◆ Given problem ◆
What follows is a listing to be transcribed exactly.

## start Available records

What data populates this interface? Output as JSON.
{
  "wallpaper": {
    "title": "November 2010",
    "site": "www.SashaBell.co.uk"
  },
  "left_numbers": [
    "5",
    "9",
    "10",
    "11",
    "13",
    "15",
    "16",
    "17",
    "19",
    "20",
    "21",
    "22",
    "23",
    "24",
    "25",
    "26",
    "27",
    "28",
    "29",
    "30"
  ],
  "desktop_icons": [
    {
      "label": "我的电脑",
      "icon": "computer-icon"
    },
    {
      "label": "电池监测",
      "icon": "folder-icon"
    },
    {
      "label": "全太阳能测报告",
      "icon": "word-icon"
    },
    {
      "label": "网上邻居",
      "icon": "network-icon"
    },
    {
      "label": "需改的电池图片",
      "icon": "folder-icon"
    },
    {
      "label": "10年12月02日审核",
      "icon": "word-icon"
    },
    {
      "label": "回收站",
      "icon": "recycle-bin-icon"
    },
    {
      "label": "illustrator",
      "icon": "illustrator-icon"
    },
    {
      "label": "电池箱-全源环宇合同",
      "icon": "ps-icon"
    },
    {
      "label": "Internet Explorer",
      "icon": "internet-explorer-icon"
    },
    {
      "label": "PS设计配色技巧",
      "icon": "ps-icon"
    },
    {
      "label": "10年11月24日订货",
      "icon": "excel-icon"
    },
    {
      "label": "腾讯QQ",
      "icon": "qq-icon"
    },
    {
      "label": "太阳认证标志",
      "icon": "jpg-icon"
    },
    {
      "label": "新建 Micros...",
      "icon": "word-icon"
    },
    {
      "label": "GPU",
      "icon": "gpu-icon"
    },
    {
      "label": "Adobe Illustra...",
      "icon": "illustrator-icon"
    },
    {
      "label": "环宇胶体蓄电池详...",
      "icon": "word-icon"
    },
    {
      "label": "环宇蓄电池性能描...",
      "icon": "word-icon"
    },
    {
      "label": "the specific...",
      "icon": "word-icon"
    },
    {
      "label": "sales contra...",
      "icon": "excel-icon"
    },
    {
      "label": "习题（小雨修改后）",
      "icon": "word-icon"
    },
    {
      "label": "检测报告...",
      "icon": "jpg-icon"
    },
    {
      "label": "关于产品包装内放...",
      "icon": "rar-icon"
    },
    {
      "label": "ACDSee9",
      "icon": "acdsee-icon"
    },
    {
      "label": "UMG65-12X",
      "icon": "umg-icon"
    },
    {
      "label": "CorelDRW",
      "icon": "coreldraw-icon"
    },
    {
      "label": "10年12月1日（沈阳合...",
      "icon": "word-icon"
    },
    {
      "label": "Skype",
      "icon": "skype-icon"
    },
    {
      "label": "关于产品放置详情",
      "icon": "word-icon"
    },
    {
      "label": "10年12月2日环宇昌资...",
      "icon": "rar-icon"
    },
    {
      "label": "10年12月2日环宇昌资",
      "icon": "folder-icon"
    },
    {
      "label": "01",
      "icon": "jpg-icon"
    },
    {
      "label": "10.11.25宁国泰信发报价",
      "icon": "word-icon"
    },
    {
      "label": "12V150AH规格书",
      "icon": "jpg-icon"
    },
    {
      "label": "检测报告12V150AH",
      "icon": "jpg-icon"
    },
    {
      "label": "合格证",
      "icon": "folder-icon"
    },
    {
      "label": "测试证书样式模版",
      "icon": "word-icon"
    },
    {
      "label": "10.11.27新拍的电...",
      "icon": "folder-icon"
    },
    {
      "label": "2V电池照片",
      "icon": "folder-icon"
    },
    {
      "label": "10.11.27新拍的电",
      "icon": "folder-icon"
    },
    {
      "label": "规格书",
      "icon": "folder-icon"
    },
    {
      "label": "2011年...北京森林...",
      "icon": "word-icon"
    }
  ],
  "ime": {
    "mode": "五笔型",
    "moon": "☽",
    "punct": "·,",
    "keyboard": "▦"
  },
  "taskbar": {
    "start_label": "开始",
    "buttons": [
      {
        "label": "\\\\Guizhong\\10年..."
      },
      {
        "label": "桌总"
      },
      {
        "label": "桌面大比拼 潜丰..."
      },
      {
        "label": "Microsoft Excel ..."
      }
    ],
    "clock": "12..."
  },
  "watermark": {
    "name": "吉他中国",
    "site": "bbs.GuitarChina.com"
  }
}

## end Available records

◆ Result of this exercise ◆
What data populates this interface? Output as JSON.
{
  "wallpaper": {
    "title": "November 2010",
    "site": "www.SashaBell.co.uk"
  },
  "left_numbers": [
    "5",
    "9",
    "10",
    "11",
    "13",
    "15",
    "16",
    "17",
    "19",
    "20",
    "21",
    "22",
    "23",
    "24",
    "25",
    "26",
    "27",
    "28",
    "29",
    "30"
  ],
  "desktop_icons": [
    {
      "label": "我的电脑",
      "icon": "computer-icon"
    },
    {
      "label": "电池监测",
      "icon": "folder-icon"
    },
    {
      "label": "全太阳能测报告",
      "icon": "word-icon"
    },
    {
      "label": "网上邻居",
      "icon": "network-icon"
    },
    {
      "label": "需改的电池图片",
      "icon": "folder-icon"
    },
    {
      "label": "10年12月02日审核",
      "icon": "word-icon"
    },
    {
      "label": "回收站",
      "icon": "recycle-bin-icon"
    },
    {
      "label": "illustrator",
      "icon": "illustrator-icon"
    },
    {
      "label": "电池箱-全源环宇合同",
      "icon": "ps-icon"
    },
    {
      "label": "Internet Explorer",
      "icon": "internet-explorer-icon"
    },
    {
      "label": "PS设计配色技巧",
      "icon": "ps-icon"
    },
    {
      "label": "10年11月24日订货",
      "icon": "excel-icon"
    },
    {
      "label": "腾讯QQ",
      "icon": "qq-icon"
    },
    {
      "label": "太阳认证标志",
      "icon": "jpg-icon"
    },
    {
      "label": "新建 Micros...",
      "icon": "word-icon"
    },
    {
      "label": "GPU",
      "icon": "gpu-icon"
    },
    {
      "label": "Adobe Illustra...",
      "icon": "illustrator-icon"
    },
    {
      "label": "环宇胶体蓄电池详...",
      "icon": "word-icon"
    },
    {
      "label": "环宇蓄电池性能描...",
      "icon": "word-icon"
    },
    {
      "label": "the specific...",
      "icon": "word-icon"
    },
    {
      "label": "sales contra...",
      "icon": "excel-icon"
    },
    {
      "label": "习题（小雨修改后）",
      "icon": "word-icon"
    },
    {
      "label": "检测报告...",
      "icon": "jpg-icon"
    },
    {
      "label": "关于产品包装内放...",
      "icon": "rar-icon"
    },
    {
      "label": "ACDSee9",
      "icon": "acdsee-icon"
    },
    {
      "label": "UMG65-12X",
      "icon": "umg-icon"
    },
    {
      "label": "CorelDRW",
      "icon": "coreldraw-icon"
    },
    {
      "label": "10年12月1日（沈阳合...",
      "icon": "word-icon"
    },
    {
      "label": "Skype",
      "icon": "skype-icon"
    },
    {
      "label": "关于产品放置详情",
      "icon": "word-icon"
    },
    {
      "label": "10年12月2日环宇昌资...",
      "icon": "rar-icon"
    },
    {
      "label": "10年12月2日环宇昌资",
      "icon": "folder-icon"
    },
    {
      "label": "01",
      "icon": "jpg-icon"
    },
    {
      "label": "10.11.25宁国泰信发报价",
      "icon": "word-icon"
    },
    {
      "label": "12V150AH规格书",
      "icon": "jpg-icon"
    },
    {
      "label": "检测报告12V150AH",
      "icon": "jpg-icon"
    },
    {
      "label": "合格证",
      "icon": "folder-icon"
    },
    {
      "label": "测试证书样式模版",
      "icon": "word-icon"
    },
    {
      "label": "10.11.27新拍的电...",
      "icon": "folder-icon"
    },
    {
      "label": "2V电池照片",
      "icon": "folder-icon"
    },
    {
      "label": "10.11.27新拍的电",
      "icon": "folder-icon"
    },
    {
      "label": "规格书",
      "icon": "folder-icon"
    },
    {
      "label": "2011年...北京森林...",
      "icon": "word-icon"
    }
  ],
  "ime": {
    "mode": "五笔型",
    "moon": "☽",
    "punct": "·,",
    "keyboard": "▦"
  },
  "taskbar": {
    "start_label": "开始",
    "buttons": [
      {
        "label": "\\\\Guizhong\\10年..."
      },
      {
        "label": "桌总"
      },
      {
        "label": "桌面大比拼 潜丰..."
      },
      {
        "label": "Microsoft Excel ..."
      }
    ],
    "clock": "12..."
  },
  "watermark": {
    "name": "吉他中国",
    "site": "bbs.GuitarChina.com"
  }
}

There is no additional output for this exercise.